:: What you have to do ::
Search the material for the word "crossbars" and report each line where it turns up.

Extracts from a graphics dataset:
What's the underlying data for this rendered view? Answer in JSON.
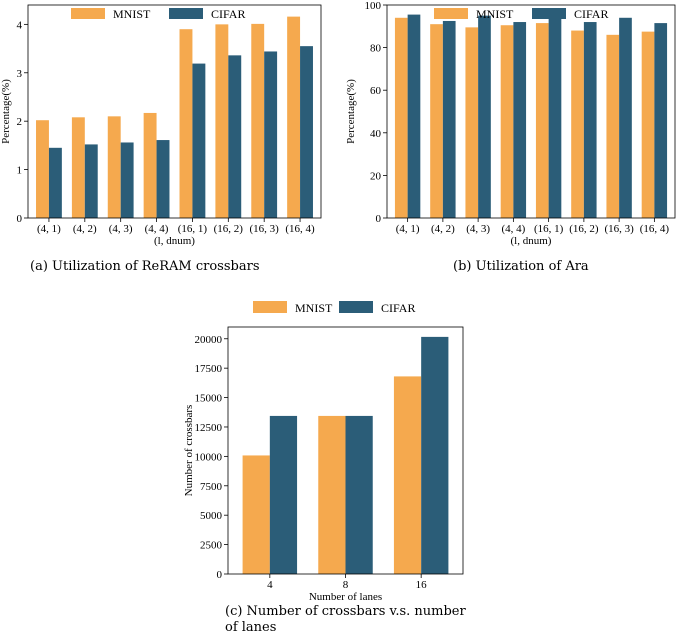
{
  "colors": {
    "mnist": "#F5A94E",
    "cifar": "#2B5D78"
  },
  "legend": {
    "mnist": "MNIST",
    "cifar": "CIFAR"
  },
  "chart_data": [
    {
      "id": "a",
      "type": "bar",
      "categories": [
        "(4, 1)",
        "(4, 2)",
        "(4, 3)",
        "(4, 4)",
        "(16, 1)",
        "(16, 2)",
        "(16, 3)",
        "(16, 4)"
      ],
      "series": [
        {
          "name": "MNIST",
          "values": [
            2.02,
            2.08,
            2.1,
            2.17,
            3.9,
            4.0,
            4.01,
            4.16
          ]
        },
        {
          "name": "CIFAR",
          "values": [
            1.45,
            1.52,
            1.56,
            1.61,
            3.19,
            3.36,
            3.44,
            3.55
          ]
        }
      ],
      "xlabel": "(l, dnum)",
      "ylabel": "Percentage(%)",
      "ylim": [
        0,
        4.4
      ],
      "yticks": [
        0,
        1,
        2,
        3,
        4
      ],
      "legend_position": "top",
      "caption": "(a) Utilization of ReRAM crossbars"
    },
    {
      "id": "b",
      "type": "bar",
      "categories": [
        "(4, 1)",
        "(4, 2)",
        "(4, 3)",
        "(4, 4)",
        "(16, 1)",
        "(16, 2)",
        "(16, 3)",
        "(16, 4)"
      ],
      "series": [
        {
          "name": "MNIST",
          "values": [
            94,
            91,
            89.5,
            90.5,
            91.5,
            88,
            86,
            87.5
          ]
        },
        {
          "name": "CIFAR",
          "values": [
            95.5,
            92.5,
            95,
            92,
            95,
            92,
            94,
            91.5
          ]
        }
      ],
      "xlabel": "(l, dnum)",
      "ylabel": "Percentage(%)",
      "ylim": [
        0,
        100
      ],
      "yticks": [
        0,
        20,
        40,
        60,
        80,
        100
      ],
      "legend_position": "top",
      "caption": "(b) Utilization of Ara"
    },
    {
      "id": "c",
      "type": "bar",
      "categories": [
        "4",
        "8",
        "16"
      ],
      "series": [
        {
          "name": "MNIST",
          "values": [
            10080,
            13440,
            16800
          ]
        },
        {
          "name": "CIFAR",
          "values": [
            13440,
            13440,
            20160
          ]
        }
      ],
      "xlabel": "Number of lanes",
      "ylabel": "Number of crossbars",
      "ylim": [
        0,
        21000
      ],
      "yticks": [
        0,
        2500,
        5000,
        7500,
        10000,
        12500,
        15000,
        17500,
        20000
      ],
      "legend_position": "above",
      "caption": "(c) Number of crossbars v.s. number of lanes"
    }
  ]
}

:: Correct result ::
      "caption": "(a) Utilization of ReRAM crossbars"
      "ylabel": "Number of crossbars",
      "caption": "(c) Number of crossbars v.s. number of lanes"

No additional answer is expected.